===== RECORD EXCERPTS =====
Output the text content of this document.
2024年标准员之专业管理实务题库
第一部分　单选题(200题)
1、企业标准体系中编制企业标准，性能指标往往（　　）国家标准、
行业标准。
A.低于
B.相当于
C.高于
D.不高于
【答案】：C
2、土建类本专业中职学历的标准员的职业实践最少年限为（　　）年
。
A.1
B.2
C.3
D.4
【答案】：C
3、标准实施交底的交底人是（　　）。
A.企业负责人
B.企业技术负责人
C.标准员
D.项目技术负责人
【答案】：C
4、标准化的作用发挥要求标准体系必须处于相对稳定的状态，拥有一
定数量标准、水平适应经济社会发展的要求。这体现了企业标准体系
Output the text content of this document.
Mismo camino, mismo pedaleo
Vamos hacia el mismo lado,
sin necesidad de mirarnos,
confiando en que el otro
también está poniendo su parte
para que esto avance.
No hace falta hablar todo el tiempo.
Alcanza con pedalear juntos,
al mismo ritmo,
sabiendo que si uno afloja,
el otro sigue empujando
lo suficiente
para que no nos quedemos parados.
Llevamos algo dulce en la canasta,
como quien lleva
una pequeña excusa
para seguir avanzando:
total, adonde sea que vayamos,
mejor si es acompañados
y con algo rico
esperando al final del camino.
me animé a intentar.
=====
* **INSTRUCTIONS FOR THE TASK**: Every entry should be printed again exactly as it stands.

* **CORRECT OUTPUT**:
Output the text content of this document.
2024年标准员之专业管理实务题库
第一部分　单选题(200题)
1、企业标准体系中编制企业标准，性能指标往往（　　）国家标准、
行业标准。
A.低于
B.相当于
C.高于
D.不高于
【答案】：C
2、土建类本专业中职学历的标准员的职业实践最少年限为（　　）年
。
A.1
B.2
C.3
D.4
【答案】：C
3、标准实施交底的交底人是（　　）。
A.企业负责人
B.企业技术负责人
C.标准员
D.项目技术负责人
【答案】：C
4、标准化的作用发挥要求标准体系必须处于相对稳定的状态，拥有一
定数量标准、水平适应经济社会发展的要求。这体现了企业标准体系
Output the text content of this document.
Mismo camino, mismo pedaleo
Vamos hacia el mismo lado,
sin necesidad de mirarnos,
confiando en que el otro
también está poniendo su parte
para que esto avance.
No hace falta hablar todo el tiempo.
Alcanza con pedalear juntos,
al mismo ritmo,
sabiendo que si uno afloja,
el otro sigue empujando
lo suficiente
para que no nos quedemos parados.
Llevamos algo dulce en la canasta,
como quien lleva
una pequeña excusa
para seguir avanzando:
total, adonde sea que vayamos,
mejor si es acompañados
y con algo rico
esperando al final del camino.
me animé a intentar.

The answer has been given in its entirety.